What the task asks.
Provide nothing but the number of lines containing the string "screenshot".

Stored data entries.
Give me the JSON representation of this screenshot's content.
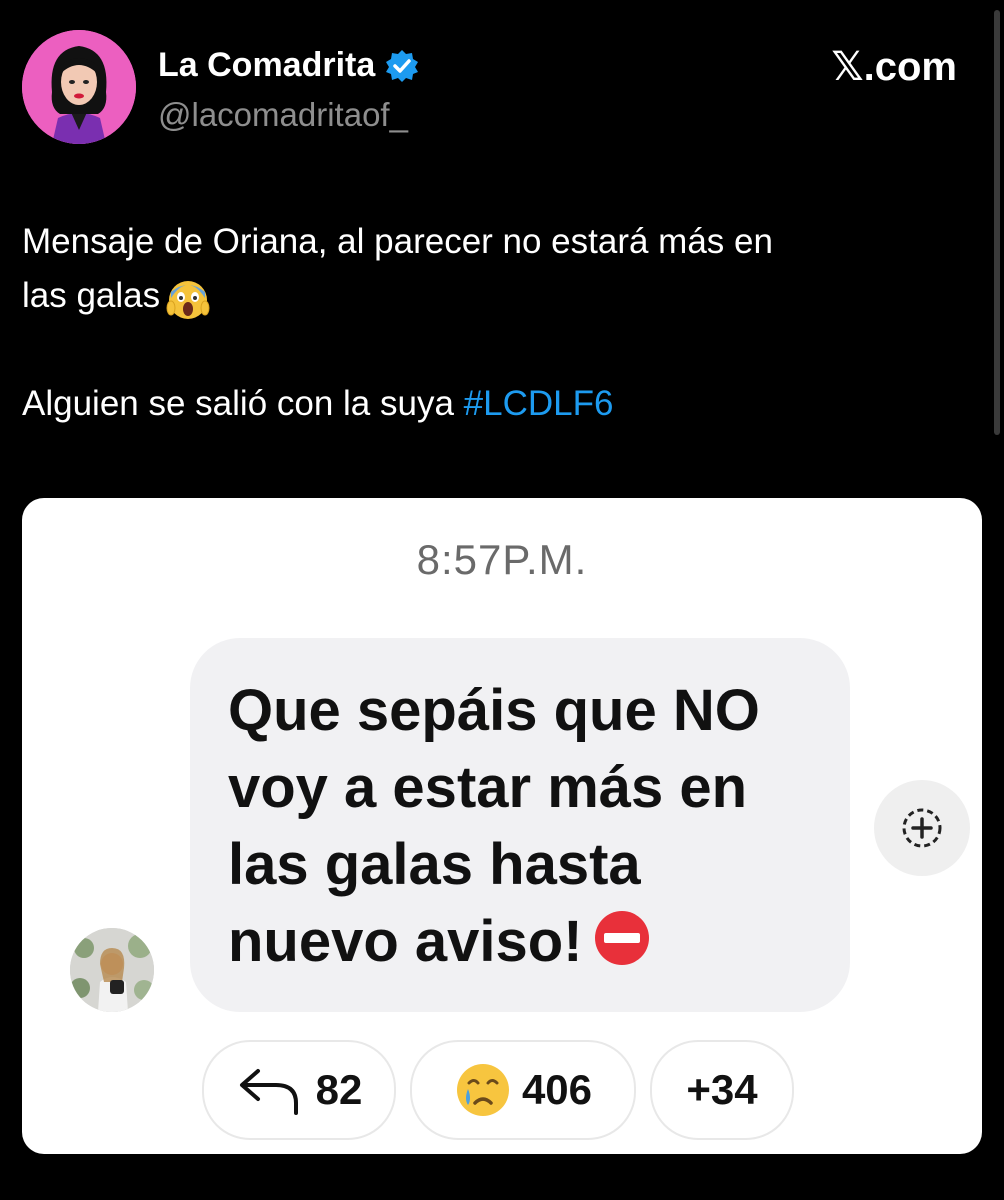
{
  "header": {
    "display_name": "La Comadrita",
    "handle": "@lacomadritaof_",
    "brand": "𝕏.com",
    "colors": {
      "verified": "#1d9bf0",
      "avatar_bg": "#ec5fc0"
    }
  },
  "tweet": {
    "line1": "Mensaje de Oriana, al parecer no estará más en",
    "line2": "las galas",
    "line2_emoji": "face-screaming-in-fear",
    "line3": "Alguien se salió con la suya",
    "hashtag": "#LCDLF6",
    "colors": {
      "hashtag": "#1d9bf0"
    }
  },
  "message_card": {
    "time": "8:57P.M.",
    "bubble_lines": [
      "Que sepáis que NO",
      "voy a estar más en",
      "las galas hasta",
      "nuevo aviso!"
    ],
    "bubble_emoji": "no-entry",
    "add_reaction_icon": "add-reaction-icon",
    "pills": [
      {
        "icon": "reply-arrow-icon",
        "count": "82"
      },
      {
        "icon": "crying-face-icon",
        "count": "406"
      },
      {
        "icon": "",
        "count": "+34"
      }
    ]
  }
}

* * *

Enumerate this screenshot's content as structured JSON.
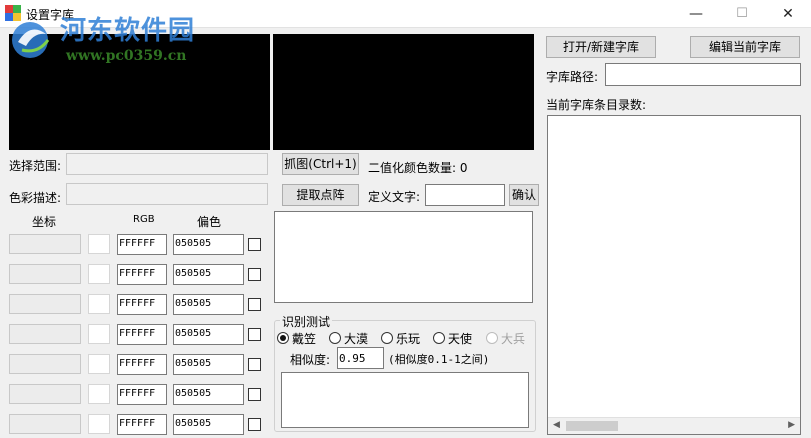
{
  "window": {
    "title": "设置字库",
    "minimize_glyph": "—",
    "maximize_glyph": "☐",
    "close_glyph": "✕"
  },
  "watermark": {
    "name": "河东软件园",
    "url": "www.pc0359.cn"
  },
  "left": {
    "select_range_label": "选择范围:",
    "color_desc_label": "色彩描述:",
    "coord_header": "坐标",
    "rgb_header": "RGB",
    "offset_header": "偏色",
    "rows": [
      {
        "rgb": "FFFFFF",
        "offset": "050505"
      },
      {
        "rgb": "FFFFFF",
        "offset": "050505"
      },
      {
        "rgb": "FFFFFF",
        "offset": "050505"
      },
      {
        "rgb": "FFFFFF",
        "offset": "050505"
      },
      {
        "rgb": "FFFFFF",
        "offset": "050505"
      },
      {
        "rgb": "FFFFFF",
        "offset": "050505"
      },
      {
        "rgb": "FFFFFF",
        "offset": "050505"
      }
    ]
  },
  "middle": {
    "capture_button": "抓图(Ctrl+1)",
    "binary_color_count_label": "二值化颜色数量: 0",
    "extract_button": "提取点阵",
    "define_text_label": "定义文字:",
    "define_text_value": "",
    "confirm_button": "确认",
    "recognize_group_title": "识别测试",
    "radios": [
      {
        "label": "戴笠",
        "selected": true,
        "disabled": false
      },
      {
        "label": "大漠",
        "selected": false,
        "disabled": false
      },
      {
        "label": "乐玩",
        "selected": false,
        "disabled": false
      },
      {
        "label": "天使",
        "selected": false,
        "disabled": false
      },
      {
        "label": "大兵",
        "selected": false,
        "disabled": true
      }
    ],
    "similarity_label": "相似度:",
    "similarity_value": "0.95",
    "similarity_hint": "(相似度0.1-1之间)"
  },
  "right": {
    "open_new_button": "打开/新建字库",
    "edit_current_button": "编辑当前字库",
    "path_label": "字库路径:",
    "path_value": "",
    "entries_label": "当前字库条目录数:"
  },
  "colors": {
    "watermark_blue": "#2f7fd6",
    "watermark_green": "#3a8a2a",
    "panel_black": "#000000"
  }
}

---

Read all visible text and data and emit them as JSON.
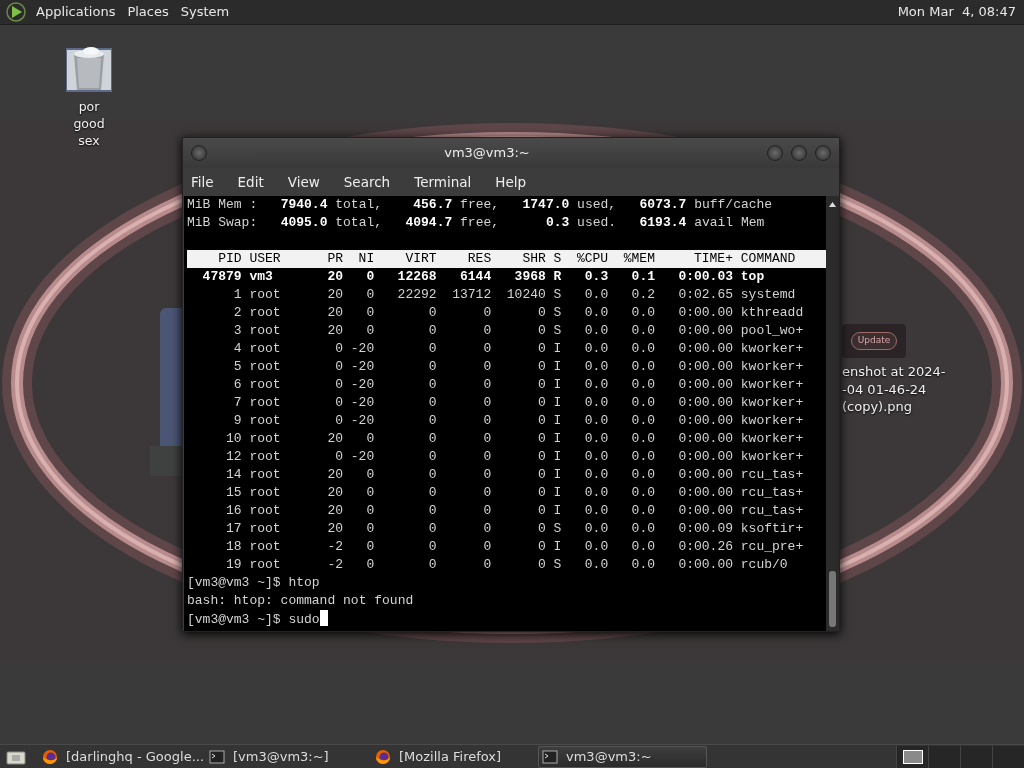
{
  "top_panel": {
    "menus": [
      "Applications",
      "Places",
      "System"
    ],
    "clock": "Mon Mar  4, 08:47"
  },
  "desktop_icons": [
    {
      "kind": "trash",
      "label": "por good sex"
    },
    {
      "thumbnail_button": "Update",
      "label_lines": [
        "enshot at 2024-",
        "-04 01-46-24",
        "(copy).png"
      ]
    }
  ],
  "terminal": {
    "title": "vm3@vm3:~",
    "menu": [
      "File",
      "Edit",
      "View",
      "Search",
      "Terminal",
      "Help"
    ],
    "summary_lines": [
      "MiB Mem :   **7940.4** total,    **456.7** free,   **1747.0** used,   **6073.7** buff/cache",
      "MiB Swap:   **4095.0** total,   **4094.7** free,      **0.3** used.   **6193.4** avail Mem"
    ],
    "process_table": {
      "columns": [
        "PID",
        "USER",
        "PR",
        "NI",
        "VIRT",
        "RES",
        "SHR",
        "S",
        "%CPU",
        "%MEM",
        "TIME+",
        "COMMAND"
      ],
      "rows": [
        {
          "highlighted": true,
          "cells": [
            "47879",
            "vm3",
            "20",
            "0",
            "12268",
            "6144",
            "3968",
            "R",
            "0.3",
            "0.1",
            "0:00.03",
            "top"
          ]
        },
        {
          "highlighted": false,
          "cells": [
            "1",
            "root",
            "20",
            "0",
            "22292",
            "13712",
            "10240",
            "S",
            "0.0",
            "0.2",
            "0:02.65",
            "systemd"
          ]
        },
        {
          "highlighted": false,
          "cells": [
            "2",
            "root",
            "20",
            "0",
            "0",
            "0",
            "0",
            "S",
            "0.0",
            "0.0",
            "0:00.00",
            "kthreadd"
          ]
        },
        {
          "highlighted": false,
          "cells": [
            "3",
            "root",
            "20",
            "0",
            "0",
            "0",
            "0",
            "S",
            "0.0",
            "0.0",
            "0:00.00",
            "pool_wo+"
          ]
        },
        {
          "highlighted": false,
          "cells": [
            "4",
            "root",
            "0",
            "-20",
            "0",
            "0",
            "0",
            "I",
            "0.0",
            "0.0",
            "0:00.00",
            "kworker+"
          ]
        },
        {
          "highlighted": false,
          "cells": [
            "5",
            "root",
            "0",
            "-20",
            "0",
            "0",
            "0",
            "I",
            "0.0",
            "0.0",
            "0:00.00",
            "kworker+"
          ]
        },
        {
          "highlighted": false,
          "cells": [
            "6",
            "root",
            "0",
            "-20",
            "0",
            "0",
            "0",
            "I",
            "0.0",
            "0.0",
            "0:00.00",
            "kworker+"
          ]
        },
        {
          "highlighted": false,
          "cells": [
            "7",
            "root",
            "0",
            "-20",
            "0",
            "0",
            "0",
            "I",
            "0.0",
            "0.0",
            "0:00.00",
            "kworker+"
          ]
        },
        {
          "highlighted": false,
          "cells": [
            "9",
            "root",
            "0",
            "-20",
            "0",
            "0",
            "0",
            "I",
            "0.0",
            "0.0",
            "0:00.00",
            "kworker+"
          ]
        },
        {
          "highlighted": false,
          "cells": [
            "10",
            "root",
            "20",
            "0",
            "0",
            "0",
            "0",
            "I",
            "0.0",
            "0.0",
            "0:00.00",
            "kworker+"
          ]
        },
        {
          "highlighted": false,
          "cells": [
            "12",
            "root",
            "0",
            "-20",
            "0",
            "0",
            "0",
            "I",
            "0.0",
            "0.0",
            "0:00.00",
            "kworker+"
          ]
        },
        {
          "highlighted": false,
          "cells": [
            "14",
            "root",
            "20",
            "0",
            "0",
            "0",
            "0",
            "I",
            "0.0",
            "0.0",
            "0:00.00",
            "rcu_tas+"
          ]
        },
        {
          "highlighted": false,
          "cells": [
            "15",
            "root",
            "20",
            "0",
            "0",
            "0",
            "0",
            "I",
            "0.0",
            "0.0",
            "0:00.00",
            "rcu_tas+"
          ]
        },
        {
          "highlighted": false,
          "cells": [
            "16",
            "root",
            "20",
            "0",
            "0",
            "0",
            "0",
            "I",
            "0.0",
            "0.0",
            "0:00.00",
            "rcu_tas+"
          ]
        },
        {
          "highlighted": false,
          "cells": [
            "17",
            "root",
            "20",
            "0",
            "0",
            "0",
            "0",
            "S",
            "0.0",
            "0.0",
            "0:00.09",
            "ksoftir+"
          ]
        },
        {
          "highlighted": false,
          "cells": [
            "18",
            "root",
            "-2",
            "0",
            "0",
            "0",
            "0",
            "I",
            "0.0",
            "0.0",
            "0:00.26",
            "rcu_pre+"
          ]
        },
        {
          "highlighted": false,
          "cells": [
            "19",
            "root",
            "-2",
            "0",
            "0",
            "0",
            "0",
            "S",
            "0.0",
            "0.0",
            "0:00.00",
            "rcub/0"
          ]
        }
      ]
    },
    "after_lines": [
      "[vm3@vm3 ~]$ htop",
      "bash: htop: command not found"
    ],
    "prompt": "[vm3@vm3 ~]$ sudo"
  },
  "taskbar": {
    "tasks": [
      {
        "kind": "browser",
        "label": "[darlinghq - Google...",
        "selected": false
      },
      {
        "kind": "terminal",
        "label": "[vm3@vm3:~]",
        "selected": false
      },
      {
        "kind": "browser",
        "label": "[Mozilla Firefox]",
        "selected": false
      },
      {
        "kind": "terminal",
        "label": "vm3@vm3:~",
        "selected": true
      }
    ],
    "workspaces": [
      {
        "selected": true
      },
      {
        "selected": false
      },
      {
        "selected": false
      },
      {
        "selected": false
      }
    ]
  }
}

Response below.
2